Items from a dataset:
***

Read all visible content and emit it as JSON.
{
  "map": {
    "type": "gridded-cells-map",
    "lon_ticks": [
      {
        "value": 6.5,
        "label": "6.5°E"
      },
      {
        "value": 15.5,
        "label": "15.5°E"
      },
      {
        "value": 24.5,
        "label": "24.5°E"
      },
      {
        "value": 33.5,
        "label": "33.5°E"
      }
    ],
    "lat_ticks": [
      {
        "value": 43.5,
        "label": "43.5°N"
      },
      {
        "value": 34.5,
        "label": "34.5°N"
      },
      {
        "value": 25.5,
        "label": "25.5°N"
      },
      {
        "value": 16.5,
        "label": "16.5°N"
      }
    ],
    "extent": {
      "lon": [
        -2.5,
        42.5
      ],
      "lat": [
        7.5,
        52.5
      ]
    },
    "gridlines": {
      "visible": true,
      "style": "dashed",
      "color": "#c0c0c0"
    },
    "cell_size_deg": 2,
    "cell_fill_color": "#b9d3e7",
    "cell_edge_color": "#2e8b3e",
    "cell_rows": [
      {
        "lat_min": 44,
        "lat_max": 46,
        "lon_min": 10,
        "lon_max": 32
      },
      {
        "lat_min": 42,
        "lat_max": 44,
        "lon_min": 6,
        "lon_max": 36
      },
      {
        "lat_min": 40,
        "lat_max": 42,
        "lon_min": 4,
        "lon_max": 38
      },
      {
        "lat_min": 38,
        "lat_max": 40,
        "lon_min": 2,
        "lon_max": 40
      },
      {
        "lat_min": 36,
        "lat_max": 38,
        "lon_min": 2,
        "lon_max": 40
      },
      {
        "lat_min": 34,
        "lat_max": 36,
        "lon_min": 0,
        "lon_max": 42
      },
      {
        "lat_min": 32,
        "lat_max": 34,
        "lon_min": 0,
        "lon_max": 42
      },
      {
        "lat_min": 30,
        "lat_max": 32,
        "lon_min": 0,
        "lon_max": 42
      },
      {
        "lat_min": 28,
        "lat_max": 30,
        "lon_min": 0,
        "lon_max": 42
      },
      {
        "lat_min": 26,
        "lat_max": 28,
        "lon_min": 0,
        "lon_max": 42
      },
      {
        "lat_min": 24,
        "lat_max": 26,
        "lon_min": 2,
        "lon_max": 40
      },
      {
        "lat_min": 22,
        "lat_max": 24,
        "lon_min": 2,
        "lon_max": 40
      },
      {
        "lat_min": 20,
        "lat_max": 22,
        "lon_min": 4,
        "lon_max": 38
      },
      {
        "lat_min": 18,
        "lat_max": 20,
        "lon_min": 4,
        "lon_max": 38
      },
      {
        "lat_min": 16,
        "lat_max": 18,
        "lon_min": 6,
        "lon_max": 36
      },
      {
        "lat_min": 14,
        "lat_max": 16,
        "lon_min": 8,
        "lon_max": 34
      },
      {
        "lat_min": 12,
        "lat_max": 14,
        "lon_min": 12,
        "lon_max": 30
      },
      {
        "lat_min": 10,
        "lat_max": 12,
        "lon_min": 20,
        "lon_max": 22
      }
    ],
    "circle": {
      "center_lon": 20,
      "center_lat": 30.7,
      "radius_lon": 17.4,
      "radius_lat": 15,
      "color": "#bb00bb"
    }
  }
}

***

Objective >> Using the records above, list each line that includes "label".

Worked solution >>
        "label": "6.5°E"
        "label": "15.5°E"
        "label": "24.5°E"
        "label": "33.5°E"
        "label": "43.5°N"
        "label": "34.5°N"
        "label": "25.5°N"
        "label": "16.5°N"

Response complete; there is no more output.